= What the exercise asks =
Identify every line containing the word "applications" and reproduce each one.

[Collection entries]
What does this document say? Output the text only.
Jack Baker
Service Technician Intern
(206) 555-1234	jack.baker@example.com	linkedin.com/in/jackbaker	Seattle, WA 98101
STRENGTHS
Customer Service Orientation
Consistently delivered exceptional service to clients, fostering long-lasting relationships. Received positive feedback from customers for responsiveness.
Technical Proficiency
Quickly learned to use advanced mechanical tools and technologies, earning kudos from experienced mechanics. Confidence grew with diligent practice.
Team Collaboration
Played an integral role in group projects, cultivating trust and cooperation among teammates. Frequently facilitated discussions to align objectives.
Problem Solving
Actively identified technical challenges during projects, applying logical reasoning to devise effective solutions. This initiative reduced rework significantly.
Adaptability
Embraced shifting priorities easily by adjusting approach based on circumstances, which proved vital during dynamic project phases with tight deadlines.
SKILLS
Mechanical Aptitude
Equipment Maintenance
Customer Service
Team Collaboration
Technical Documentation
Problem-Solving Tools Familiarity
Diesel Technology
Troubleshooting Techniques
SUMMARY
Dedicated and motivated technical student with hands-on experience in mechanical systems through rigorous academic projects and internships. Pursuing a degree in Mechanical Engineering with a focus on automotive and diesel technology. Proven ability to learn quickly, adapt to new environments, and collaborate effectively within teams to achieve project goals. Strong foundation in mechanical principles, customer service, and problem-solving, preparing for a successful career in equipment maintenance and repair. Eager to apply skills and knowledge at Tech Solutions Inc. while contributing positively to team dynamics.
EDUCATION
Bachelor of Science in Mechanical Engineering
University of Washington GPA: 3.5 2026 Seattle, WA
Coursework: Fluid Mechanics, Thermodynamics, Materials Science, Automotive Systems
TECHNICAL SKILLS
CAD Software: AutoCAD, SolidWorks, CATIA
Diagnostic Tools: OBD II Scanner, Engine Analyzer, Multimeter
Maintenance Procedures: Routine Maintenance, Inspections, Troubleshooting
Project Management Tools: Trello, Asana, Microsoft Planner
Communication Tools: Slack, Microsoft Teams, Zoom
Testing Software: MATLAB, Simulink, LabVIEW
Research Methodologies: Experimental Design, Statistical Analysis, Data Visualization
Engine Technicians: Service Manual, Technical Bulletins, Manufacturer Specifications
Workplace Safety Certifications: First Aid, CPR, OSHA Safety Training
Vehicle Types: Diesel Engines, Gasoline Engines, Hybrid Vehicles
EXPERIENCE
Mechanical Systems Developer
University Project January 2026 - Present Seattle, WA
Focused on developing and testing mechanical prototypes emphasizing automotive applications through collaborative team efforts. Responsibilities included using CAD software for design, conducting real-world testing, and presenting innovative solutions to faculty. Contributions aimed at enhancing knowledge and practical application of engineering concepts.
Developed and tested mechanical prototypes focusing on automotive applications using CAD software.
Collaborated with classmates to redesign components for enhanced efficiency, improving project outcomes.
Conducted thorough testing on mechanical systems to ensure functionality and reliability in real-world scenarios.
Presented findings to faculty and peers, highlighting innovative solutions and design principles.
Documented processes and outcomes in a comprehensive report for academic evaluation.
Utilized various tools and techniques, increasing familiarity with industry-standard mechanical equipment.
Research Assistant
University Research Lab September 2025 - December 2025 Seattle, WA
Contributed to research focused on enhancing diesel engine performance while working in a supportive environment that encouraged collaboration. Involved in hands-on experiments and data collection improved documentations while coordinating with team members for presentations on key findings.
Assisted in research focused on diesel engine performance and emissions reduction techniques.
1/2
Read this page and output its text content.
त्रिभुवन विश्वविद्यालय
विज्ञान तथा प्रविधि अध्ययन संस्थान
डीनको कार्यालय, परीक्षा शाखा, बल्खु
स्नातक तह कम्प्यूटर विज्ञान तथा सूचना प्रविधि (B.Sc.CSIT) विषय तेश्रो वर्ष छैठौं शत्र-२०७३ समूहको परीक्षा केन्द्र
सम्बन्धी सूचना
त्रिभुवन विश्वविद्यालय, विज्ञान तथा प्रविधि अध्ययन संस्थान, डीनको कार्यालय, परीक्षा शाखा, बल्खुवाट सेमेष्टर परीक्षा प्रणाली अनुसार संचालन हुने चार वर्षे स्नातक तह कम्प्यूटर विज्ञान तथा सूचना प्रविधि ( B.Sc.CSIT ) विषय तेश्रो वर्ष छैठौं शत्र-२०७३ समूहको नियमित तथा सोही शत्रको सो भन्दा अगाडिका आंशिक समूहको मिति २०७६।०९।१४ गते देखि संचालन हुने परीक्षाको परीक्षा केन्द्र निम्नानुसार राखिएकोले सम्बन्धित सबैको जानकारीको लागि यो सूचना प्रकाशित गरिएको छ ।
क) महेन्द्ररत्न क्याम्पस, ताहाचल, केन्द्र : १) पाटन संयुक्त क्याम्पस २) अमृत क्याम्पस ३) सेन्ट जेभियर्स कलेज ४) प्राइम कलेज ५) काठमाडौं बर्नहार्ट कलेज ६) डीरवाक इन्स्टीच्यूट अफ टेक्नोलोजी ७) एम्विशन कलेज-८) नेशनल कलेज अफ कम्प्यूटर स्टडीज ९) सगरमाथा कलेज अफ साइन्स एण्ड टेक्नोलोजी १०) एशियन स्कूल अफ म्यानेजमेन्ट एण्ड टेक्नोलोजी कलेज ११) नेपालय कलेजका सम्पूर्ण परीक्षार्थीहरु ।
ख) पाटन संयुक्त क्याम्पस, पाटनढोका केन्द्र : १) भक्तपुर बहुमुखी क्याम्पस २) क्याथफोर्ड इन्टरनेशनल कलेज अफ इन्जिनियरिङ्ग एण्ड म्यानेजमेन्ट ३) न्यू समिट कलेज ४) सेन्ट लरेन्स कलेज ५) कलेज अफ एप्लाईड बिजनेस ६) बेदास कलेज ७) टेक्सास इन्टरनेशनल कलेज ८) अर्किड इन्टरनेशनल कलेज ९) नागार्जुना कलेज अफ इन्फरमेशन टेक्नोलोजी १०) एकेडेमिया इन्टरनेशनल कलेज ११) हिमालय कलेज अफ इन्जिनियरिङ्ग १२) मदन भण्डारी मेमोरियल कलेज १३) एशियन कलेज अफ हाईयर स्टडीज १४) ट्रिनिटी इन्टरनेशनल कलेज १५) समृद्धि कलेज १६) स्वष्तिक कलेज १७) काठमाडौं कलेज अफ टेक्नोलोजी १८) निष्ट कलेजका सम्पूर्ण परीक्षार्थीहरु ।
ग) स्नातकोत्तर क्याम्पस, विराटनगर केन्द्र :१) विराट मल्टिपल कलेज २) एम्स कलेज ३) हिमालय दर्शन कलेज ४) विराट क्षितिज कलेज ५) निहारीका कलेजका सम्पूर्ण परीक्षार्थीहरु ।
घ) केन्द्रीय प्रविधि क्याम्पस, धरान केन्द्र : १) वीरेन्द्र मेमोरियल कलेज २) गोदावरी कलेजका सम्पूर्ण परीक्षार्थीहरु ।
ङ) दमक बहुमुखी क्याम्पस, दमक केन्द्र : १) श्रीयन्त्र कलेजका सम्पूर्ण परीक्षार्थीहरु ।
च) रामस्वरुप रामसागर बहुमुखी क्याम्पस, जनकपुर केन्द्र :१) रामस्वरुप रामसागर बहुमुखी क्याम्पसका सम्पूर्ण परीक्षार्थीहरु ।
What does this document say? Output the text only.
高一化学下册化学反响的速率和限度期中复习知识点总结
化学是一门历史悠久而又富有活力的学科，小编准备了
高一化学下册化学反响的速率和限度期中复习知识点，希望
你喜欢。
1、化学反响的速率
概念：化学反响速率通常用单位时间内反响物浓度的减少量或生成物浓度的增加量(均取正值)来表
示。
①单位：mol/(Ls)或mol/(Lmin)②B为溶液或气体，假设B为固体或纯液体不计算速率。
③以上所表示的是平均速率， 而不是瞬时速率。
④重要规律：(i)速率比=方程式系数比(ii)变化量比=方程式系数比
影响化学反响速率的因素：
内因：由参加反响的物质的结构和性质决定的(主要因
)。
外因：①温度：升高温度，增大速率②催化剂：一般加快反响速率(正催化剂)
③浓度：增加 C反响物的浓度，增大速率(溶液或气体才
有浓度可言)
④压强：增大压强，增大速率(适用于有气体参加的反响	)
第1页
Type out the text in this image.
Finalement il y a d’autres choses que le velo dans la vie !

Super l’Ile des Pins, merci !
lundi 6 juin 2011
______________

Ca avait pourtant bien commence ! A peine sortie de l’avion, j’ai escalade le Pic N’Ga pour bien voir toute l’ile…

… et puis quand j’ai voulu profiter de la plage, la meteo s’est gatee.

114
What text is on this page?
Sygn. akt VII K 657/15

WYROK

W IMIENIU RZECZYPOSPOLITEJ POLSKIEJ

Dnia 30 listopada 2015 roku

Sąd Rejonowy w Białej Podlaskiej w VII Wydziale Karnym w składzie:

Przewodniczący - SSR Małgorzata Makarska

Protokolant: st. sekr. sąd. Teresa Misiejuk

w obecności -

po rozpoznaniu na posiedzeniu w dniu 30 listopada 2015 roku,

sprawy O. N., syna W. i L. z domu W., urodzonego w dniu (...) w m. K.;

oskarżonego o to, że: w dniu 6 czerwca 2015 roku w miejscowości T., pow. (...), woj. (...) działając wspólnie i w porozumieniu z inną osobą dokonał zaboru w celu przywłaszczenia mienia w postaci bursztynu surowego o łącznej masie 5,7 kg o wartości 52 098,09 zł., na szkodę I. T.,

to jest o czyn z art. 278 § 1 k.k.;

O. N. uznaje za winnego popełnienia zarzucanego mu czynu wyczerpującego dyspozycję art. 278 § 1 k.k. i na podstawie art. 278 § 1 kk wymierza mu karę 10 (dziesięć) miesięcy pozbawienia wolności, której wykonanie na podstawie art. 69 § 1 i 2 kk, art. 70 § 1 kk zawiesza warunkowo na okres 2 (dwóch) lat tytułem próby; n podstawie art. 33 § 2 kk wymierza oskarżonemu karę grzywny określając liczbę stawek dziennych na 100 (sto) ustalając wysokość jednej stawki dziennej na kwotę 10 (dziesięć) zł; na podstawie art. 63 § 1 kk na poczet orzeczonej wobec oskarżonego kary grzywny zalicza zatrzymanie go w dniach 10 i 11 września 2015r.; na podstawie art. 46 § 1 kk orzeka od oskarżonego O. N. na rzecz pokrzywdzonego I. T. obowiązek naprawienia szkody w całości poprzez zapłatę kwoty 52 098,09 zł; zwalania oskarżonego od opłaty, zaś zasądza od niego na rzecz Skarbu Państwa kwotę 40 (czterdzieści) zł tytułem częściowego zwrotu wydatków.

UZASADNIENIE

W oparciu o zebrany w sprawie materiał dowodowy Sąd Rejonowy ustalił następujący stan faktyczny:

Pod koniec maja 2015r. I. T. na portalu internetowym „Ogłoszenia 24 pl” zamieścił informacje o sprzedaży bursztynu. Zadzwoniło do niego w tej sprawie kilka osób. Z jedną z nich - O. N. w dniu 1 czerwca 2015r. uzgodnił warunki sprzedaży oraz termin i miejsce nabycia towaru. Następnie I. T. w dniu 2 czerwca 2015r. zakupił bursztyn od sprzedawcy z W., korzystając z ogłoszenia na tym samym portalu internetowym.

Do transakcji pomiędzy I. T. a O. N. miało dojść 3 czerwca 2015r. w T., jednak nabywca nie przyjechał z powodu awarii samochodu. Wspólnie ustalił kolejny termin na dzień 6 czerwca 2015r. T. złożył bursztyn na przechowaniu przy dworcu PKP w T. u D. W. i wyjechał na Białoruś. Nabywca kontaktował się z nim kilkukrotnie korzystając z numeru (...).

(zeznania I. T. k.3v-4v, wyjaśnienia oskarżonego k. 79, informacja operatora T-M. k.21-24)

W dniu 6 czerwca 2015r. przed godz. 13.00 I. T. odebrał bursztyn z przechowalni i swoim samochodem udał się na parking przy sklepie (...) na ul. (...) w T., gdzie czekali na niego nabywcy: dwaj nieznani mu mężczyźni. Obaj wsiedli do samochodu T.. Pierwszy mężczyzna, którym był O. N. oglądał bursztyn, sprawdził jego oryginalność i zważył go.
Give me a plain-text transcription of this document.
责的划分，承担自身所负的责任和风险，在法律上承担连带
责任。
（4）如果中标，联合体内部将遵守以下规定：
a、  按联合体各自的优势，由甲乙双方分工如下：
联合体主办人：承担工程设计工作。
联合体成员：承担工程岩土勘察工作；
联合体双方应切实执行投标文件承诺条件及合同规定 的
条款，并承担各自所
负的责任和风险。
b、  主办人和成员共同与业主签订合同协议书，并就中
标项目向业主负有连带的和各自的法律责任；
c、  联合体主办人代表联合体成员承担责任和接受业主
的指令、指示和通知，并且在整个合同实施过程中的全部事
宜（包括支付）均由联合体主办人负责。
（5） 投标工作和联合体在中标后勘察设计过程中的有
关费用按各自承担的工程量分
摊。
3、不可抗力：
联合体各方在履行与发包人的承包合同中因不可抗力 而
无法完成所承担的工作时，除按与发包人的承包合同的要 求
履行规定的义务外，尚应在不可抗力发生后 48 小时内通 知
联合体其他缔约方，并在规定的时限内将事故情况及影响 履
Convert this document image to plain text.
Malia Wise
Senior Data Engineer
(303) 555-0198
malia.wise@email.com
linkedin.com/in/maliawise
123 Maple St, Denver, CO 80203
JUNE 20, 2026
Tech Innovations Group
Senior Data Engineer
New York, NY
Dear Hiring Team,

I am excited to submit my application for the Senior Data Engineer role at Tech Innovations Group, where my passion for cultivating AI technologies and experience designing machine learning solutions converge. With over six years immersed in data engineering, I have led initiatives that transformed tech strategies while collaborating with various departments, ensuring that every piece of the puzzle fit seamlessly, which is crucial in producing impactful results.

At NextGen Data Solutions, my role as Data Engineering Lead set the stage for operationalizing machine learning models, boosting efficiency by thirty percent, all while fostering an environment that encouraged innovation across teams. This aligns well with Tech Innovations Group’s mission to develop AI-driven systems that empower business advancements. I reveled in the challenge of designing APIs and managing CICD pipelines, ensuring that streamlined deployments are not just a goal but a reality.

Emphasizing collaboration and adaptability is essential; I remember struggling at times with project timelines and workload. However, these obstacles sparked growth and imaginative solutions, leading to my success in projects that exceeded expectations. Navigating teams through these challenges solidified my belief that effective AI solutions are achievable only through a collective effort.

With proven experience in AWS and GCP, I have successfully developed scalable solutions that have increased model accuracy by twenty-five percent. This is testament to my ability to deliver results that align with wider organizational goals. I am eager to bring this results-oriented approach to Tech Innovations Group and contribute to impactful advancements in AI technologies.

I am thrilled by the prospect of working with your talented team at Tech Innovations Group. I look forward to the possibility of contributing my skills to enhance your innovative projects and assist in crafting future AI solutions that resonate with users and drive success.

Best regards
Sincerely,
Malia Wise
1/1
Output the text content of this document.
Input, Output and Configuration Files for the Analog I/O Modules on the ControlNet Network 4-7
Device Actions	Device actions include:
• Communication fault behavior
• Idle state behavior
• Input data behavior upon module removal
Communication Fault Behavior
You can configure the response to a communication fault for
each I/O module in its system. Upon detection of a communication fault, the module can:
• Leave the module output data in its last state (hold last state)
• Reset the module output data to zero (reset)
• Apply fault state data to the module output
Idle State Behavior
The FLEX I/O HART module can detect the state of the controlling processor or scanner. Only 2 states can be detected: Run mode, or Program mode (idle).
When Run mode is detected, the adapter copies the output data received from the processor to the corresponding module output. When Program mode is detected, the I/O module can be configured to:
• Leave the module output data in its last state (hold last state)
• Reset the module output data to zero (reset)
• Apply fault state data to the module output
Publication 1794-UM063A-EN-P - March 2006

= Answer to this problem =
Focused on developing and testing mechanical prototypes emphasizing automotive applications through collaborative team efforts. Responsibilities included using CAD software for design, conducting real-world testing, and presenting innovative solutions to faculty. Contributions aimed at enhancing knowledge and practical application of engineering concepts.
Developed and tested mechanical prototypes focusing on automotive applications using CAD software.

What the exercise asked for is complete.